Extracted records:
--- START ---
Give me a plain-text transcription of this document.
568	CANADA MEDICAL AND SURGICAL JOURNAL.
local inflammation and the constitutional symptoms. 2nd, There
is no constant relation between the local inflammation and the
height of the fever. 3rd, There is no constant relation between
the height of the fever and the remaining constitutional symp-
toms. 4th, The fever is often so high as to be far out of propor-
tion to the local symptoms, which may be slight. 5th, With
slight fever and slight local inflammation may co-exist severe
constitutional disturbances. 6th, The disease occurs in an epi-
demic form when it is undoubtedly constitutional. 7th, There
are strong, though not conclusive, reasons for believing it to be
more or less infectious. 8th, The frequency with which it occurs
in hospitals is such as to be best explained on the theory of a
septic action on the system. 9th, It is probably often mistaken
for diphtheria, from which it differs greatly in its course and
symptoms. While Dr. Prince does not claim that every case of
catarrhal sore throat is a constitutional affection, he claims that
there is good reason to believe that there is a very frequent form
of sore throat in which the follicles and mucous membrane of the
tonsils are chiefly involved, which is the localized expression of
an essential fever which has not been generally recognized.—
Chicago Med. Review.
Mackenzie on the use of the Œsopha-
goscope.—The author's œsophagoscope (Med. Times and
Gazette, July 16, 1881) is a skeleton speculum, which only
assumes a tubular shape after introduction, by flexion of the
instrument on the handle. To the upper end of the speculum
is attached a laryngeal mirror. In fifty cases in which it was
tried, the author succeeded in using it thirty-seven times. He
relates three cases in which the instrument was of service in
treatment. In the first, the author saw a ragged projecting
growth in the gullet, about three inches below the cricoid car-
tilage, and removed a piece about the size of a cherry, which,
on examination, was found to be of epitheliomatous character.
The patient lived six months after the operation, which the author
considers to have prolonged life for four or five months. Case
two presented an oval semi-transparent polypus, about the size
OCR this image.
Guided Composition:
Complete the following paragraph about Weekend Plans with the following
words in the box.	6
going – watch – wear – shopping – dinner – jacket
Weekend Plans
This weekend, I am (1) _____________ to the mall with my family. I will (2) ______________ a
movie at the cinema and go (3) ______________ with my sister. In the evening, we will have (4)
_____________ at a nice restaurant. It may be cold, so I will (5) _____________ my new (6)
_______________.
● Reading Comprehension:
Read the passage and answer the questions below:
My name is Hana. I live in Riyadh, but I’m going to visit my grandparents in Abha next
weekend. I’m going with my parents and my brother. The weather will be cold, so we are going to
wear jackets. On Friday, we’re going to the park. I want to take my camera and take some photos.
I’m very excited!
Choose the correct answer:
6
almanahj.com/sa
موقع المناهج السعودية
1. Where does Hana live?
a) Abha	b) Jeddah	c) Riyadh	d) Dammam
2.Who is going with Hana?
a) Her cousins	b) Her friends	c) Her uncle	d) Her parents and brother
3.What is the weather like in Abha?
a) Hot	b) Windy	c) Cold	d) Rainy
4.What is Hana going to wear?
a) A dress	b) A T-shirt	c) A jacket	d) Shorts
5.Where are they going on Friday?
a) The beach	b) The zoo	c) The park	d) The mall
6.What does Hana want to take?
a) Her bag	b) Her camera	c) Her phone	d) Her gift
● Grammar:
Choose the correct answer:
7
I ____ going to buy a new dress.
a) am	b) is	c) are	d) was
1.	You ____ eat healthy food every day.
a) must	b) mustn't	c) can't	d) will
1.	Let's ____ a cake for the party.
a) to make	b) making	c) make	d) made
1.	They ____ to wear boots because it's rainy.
--- END ---
* _Given request_:
Return all of the above records exactly, leaving no line out.

* _Solution_:
Give me a plain-text transcription of this document.
568	CANADA MEDICAL AND SURGICAL JOURNAL.
local inflammation and the constitutional symptoms. 2nd, There
is no constant relation between the local inflammation and the
height of the fever. 3rd, There is no constant relation between
the height of the fever and the remaining constitutional symp-
toms. 4th, The fever is often so high as to be far out of propor-
tion to the local symptoms, which may be slight. 5th, With
slight fever and slight local inflammation may co-exist severe
constitutional disturbances. 6th, The disease occurs in an epi-
demic form when it is undoubtedly constitutional. 7th, There
are strong, though not conclusive, reasons for believing it to be
more or less infectious. 8th, The frequency with which it occurs
in hospitals is such as to be best explained on the theory of a
septic action on the system. 9th, It is probably often mistaken
for diphtheria, from which it differs greatly in its course and
symptoms. While Dr. Prince does not claim that every case of
catarrhal sore throat is a constitutional affection, he claims that
there is good reason to believe that there is a very frequent form
of sore throat in which the follicles and mucous membrane of the
tonsils are chiefly involved, which is the localized expression of
an essential fever which has not been generally recognized.—
Chicago Med. Review.
Mackenzie on the use of the Œsopha-
goscope.—The author's œsophagoscope (Med. Times and
Gazette, July 16, 1881) is a skeleton speculum, which only
assumes a tubular shape after introduction, by flexion of the
instrument on the handle. To the upper end of the speculum
is attached a laryngeal mirror. In fifty cases in which it was
tried, the author succeeded in using it thirty-seven times. He
relates three cases in which the instrument was of service in
treatment. In the first, the author saw a ragged projecting
growth in the gullet, about three inches below the cricoid car-
tilage, and removed a piece about the size of a cherry, which,
on examination, was found to be of epitheliomatous character.
The patient lived six months after the operation, which the author
considers to have prolonged life for four or five months. Case
two presented an oval semi-transparent polypus, about the size
OCR this image.
Guided Composition:
Complete the following paragraph about Weekend Plans with the following
words in the box.	6
going – watch – wear – shopping – dinner – jacket
Weekend Plans
This weekend, I am (1) _____________ to the mall with my family. I will (2) ______________ a
movie at the cinema and go (3) ______________ with my sister. In the evening, we will have (4)
_____________ at a nice restaurant. It may be cold, so I will (5) _____________ my new (6)
_______________.
● Reading Comprehension:
Read the passage and answer the questions below:
My name is Hana. I live in Riyadh, but I’m going to visit my grandparents in Abha next
weekend. I’m going with my parents and my brother. The weather will be cold, so we are going to
wear jackets. On Friday, we’re going to the park. I want to take my camera and take some photos.
I’m very excited!
Choose the correct answer:
6
almanahj.com/sa
موقع المناهج السعودية
1. Where does Hana live?
a) Abha	b) Jeddah	c) Riyadh	d) Dammam
2.Who is going with Hana?
a) Her cousins	b) Her friends	c) Her uncle	d) Her parents and brother
3.What is the weather like in Abha?
a) Hot	b) Windy	c) Cold	d) Rainy
4.What is Hana going to wear?
a) A dress	b) A T-shirt	c) A jacket	d) Shorts
5.Where are they going on Friday?
a) The beach	b) The zoo	c) The park	d) The mall
6.What does Hana want to take?
a) Her bag	b) Her camera	c) Her phone	d) Her gift
● Grammar:
Choose the correct answer:
7
I ____ going to buy a new dress.
a) am	b) is	c) are	d) was
1.	You ____ eat healthy food every day.
a) must	b) mustn't	c) can't	d) will
1.	Let's ____ a cake for the party.
a) to make	b) making	c) make	d) made
1.	They ____ to wear boots because it's rainy.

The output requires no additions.